TASK INSTRUCTIONS
Your task is to give the data again, exactly, with every line intact.

>> BEGIN DATA RECORDS

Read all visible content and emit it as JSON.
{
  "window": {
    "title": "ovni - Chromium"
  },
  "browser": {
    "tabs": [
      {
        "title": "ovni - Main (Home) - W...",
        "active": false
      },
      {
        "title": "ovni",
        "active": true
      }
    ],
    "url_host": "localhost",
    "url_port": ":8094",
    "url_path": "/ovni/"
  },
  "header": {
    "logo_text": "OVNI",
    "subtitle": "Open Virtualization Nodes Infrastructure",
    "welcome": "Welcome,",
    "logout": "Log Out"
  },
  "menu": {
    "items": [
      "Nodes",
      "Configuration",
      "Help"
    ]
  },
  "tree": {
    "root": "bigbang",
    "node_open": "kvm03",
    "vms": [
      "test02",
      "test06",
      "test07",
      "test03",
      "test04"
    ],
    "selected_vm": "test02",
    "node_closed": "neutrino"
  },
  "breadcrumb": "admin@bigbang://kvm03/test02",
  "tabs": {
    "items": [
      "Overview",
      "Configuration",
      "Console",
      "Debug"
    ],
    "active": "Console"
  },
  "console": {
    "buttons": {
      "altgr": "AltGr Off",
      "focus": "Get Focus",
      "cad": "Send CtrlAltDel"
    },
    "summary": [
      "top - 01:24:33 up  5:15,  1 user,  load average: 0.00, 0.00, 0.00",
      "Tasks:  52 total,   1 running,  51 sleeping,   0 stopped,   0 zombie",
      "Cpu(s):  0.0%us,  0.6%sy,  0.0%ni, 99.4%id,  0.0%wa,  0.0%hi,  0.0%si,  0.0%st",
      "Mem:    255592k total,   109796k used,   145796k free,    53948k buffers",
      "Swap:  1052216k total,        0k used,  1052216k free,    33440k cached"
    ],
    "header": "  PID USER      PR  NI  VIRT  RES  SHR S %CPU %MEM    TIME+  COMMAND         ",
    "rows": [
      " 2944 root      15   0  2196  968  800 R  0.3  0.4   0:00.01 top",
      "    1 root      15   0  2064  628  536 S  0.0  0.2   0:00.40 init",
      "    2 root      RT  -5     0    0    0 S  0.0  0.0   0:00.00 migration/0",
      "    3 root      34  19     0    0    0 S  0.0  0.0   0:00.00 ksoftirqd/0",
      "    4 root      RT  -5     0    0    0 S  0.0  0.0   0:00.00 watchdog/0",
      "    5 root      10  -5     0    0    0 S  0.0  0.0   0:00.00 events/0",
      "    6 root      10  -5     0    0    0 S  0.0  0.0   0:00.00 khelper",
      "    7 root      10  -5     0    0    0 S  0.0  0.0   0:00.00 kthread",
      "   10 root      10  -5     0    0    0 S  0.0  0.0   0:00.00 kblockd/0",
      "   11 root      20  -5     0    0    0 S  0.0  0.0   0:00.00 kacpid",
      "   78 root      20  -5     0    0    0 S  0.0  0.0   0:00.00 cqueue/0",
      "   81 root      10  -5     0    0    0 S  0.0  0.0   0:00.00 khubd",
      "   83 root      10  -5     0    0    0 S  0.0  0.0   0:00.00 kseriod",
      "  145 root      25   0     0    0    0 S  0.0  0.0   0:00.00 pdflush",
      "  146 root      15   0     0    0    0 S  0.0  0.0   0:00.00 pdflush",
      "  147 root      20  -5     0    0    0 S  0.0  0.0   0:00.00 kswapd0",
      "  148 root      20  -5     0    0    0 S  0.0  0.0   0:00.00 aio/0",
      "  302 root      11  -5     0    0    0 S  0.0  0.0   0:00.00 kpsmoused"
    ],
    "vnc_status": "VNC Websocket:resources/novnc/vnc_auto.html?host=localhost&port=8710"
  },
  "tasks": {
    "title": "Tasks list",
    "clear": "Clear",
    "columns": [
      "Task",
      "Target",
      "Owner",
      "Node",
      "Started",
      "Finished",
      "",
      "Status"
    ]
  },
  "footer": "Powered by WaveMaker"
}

>> END DATA RECORDS

EXERCISE RESULT
Read all visible content and emit it as JSON.
{
  "window": {
    "title": "ovni - Chromium"
  },
  "browser": {
    "tabs": [
      {
        "title": "ovni - Main (Home) - W...",
        "active": false
      },
      {
        "title": "ovni",
        "active": true
      }
    ],
    "url_host": "localhost",
    "url_port": ":8094",
    "url_path": "/ovni/"
  },
  "header": {
    "logo_text": "OVNI",
    "subtitle": "Open Virtualization Nodes Infrastructure",
    "welcome": "Welcome,",
    "logout": "Log Out"
  },
  "menu": {
    "items": [
      "Nodes",
      "Configuration",
      "Help"
    ]
  },
  "tree": {
    "root": "bigbang",
    "node_open": "kvm03",
    "vms": [
      "test02",
      "test06",
      "test07",
      "test03",
      "test04"
    ],
    "selected_vm": "test02",
    "node_closed": "neutrino"
  },
  "breadcrumb": "admin@bigbang://kvm03/test02",
  "tabs": {
    "items": [
      "Overview",
      "Configuration",
      "Console",
      "Debug"
    ],
    "active": "Console"
  },
  "console": {
    "buttons": {
      "altgr": "AltGr Off",
      "focus": "Get Focus",
      "cad": "Send CtrlAltDel"
    },
    "summary": [
      "top - 01:24:33 up  5:15,  1 user,  load average: 0.00, 0.00, 0.00",
      "Tasks:  52 total,   1 running,  51 sleeping,   0 stopped,   0 zombie",
      "Cpu(s):  0.0%us,  0.6%sy,  0.0%ni, 99.4%id,  0.0%wa,  0.0%hi,  0.0%si,  0.0%st",
      "Mem:    255592k total,   109796k used,   145796k free,    53948k buffers",
      "Swap:  1052216k total,        0k used,  1052216k free,    33440k cached"
    ],
    "header": "  PID USER      PR  NI  VIRT  RES  SHR S %CPU %MEM    TIME+  COMMAND         ",
    "rows": [
      " 2944 root      15   0  2196  968  800 R  0.3  0.4   0:00.01 top",
      "    1 root      15   0  2064  628  536 S  0.0  0.2   0:00.40 init",
      "    2 root      RT  -5     0    0    0 S  0.0  0.0   0:00.00 migration/0",
      "    3 root      34  19     0    0    0 S  0.0  0.0   0:00.00 ksoftirqd/0",
      "    4 root      RT  -5     0    0    0 S  0.0  0.0   0:00.00 watchdog/0",
      "    5 root      10  -5     0    0    0 S  0.0  0.0   0:00.00 events/0",
      "    6 root      10  -5     0    0    0 S  0.0  0.0   0:00.00 khelper",
      "    7 root      10  -5     0    0    0 S  0.0  0.0   0:00.00 kthread",
      "   10 root      10  -5     0    0    0 S  0.0  0.0   0:00.00 kblockd/0",
      "   11 root      20  -5     0    0    0 S  0.0  0.0   0:00.00 kacpid",
      "   78 root      20  -5     0    0    0 S  0.0  0.0   0:00.00 cqueue/0",
      "   81 root      10  -5     0    0    0 S  0.0  0.0   0:00.00 khubd",
      "   83 root      10  -5     0    0    0 S  0.0  0.0   0:00.00 kseriod",
      "  145 root      25   0     0    0    0 S  0.0  0.0   0:00.00 pdflush",
      "  146 root      15   0     0    0    0 S  0.0  0.0   0:00.00 pdflush",
      "  147 root      20  -5     0    0    0 S  0.0  0.0   0:00.00 kswapd0",
      "  148 root      20  -5     0    0    0 S  0.0  0.0   0:00.00 aio/0",
      "  302 root      11  -5     0    0    0 S  0.0  0.0   0:00.00 kpsmoused"
    ],
    "vnc_status": "VNC Websocket:resources/novnc/vnc_auto.html?host=localhost&port=8710"
  },
  "tasks": {
    "title": "Tasks list",
    "clear": "Clear",
    "columns": [
      "Task",
      "Target",
      "Owner",
      "Node",
      "Started",
      "Finished",
      "",
      "Status"
    ]
  },
  "footer": "Powered by WaveMaker"
}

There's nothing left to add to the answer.